▶ PROBLEM: Every entry that follows needs to be repeated exactly.

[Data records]

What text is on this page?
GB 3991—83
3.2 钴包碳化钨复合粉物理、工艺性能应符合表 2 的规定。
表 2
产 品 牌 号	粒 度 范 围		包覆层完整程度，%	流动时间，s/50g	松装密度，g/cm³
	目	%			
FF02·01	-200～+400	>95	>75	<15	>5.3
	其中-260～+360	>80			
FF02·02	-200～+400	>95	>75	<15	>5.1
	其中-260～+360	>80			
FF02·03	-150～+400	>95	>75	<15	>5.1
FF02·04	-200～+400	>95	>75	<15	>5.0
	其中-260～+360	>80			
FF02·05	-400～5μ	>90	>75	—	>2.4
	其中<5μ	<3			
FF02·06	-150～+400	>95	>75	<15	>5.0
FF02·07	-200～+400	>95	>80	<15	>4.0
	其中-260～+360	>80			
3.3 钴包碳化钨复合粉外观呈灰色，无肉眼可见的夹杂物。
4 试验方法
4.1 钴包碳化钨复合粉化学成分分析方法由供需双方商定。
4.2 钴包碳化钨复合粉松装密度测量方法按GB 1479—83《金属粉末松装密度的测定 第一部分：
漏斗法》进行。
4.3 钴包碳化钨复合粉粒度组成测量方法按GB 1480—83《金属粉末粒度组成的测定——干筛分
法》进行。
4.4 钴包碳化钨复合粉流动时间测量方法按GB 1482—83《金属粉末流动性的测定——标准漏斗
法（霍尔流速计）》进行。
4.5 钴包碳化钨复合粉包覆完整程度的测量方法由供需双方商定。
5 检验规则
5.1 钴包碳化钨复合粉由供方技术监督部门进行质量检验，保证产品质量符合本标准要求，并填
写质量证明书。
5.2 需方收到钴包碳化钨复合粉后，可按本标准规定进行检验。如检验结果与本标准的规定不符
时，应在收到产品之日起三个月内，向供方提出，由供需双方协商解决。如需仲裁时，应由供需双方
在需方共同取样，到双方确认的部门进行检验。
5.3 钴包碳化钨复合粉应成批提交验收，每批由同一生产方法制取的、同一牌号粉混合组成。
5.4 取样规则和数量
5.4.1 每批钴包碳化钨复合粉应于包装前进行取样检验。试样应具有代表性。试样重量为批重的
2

▶ FULL OUTPUT:
What text is on this page?
GB 3991—83
3.2 钴包碳化钨复合粉物理、工艺性能应符合表 2 的规定。
表 2
产 品 牌 号	粒 度 范 围		包覆层完整程度，%	流动时间，s/50g	松装密度，g/cm³
	目	%			
FF02·01	-200～+400	>95	>75	<15	>5.3
	其中-260～+360	>80			
FF02·02	-200～+400	>95	>75	<15	>5.1
	其中-260～+360	>80			
FF02·03	-150～+400	>95	>75	<15	>5.1
FF02·04	-200～+400	>95	>75	<15	>5.0
	其中-260～+360	>80			
FF02·05	-400～5μ	>90	>75	—	>2.4
	其中<5μ	<3			
FF02·06	-150～+400	>95	>75	<15	>5.0
FF02·07	-200～+400	>95	>80	<15	>4.0
	其中-260～+360	>80			
3.3 钴包碳化钨复合粉外观呈灰色，无肉眼可见的夹杂物。
4 试验方法
4.1 钴包碳化钨复合粉化学成分分析方法由供需双方商定。
4.2 钴包碳化钨复合粉松装密度测量方法按GB 1479—83《金属粉末松装密度的测定 第一部分：
漏斗法》进行。
4.3 钴包碳化钨复合粉粒度组成测量方法按GB 1480—83《金属粉末粒度组成的测定——干筛分
法》进行。
4.4 钴包碳化钨复合粉流动时间测量方法按GB 1482—83《金属粉末流动性的测定——标准漏斗
法（霍尔流速计）》进行。
4.5 钴包碳化钨复合粉包覆完整程度的测量方法由供需双方商定。
5 检验规则
5.1 钴包碳化钨复合粉由供方技术监督部门进行质量检验，保证产品质量符合本标准要求，并填
写质量证明书。
5.2 需方收到钴包碳化钨复合粉后，可按本标准规定进行检验。如检验结果与本标准的规定不符
时，应在收到产品之日起三个月内，向供方提出，由供需双方协商解决。如需仲裁时，应由供需双方
在需方共同取样，到双方确认的部门进行检验。
5.3 钴包碳化钨复合粉应成批提交验收，每批由同一生产方法制取的、同一牌号粉混合组成。
5.4 取样规则和数量
5.4.1 每批钴包碳化钨复合粉应于包装前进行取样检验。试样应具有代表性。试样重量为批重的
2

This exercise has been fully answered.